● WRITTEN EXERCISE: Reproduce all lines of the listing below in which the word "errors" occurs.

-- begin --

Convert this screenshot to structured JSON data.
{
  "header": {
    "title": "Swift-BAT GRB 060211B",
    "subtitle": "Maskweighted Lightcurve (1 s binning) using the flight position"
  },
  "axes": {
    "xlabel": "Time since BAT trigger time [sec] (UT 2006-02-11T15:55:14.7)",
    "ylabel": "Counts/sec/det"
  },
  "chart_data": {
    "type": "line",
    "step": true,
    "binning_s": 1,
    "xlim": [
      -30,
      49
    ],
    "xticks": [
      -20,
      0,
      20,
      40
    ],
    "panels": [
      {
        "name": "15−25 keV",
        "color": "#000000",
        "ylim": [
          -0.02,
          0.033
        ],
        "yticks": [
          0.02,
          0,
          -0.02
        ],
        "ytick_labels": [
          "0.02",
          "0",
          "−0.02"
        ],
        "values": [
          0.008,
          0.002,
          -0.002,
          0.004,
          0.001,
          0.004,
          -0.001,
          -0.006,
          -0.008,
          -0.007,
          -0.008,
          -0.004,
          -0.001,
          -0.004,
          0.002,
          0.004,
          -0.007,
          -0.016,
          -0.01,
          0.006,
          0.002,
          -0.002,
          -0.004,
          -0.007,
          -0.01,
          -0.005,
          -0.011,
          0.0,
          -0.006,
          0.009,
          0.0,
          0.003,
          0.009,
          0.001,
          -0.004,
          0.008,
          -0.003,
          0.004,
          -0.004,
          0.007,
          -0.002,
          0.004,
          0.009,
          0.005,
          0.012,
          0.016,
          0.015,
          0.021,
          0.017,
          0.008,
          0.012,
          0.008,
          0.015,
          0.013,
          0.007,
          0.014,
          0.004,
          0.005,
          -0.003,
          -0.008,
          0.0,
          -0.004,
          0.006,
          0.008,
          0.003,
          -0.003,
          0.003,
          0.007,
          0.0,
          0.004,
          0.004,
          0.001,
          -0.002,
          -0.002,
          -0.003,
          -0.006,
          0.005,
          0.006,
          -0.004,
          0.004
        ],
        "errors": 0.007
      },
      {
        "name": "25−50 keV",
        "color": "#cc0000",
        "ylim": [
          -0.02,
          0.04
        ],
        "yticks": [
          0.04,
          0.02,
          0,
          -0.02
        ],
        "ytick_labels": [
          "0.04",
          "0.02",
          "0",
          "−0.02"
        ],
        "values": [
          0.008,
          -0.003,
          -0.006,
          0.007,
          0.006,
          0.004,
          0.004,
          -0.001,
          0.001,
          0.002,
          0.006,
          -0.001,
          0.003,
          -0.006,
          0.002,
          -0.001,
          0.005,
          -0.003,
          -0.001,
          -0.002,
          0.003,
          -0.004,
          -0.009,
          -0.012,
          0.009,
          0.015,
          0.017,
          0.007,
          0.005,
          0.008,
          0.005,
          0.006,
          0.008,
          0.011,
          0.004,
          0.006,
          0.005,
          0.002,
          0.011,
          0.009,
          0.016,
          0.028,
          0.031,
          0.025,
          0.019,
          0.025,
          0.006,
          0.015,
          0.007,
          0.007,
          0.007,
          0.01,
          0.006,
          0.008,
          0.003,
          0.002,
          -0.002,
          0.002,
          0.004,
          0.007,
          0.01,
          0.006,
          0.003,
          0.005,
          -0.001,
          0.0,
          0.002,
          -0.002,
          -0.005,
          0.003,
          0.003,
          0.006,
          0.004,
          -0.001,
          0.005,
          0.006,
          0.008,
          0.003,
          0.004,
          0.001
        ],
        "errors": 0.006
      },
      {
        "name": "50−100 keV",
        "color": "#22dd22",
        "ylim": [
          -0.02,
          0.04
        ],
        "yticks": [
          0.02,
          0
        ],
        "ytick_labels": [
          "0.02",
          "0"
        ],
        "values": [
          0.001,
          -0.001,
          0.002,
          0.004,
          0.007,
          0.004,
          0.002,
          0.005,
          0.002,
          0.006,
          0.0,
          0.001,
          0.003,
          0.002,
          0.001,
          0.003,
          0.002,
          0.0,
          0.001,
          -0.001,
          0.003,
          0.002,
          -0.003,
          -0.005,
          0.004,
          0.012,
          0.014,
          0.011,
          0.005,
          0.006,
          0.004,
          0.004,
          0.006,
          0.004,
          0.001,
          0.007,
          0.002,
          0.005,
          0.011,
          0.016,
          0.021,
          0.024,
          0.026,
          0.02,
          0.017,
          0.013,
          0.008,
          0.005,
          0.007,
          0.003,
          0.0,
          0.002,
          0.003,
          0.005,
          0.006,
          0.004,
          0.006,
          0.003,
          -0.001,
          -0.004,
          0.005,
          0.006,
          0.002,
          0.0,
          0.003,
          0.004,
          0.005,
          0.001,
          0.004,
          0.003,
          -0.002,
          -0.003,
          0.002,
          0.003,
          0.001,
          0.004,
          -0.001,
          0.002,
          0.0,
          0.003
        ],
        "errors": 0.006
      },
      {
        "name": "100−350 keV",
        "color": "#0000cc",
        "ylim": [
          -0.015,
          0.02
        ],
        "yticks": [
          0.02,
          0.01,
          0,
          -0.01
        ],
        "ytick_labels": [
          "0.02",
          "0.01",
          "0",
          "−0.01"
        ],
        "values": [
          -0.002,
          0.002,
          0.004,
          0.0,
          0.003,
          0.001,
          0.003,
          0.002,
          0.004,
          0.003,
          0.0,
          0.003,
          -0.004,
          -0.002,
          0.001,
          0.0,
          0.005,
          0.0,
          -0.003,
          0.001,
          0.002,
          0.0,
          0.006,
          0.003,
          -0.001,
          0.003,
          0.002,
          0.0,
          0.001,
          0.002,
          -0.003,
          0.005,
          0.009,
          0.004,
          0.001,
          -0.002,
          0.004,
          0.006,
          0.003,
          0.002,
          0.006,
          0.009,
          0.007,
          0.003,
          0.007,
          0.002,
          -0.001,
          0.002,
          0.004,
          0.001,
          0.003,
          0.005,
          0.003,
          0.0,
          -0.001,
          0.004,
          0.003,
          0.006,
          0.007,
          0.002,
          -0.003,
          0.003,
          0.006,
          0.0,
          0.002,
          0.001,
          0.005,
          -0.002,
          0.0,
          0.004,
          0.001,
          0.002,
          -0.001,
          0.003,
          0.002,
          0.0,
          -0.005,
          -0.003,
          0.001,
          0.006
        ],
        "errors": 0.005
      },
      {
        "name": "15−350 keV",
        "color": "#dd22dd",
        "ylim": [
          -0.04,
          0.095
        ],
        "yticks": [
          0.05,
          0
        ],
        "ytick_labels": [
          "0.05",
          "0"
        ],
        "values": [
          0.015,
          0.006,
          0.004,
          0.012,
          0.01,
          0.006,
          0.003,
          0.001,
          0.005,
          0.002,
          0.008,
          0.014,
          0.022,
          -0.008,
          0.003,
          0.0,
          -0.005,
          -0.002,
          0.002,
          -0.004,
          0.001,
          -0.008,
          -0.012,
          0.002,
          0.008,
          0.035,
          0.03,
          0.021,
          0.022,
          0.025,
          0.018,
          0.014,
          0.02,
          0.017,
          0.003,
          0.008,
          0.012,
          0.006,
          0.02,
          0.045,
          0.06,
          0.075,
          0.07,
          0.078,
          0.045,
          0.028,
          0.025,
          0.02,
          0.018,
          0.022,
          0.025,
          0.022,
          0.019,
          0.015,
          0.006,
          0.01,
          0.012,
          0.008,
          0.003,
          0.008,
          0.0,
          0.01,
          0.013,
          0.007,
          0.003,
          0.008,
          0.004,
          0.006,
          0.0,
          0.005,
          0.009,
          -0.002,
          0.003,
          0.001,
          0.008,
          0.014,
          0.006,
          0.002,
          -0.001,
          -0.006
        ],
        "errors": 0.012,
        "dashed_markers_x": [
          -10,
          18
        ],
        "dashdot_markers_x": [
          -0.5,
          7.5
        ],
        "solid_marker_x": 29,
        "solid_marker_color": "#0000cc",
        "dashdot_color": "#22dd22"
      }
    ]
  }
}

-- end --

● THE RESPONSE:
        "errors": 0.007
        "errors": 0.006
        "errors": 0.006
        "errors": 0.005
        "errors": 0.012,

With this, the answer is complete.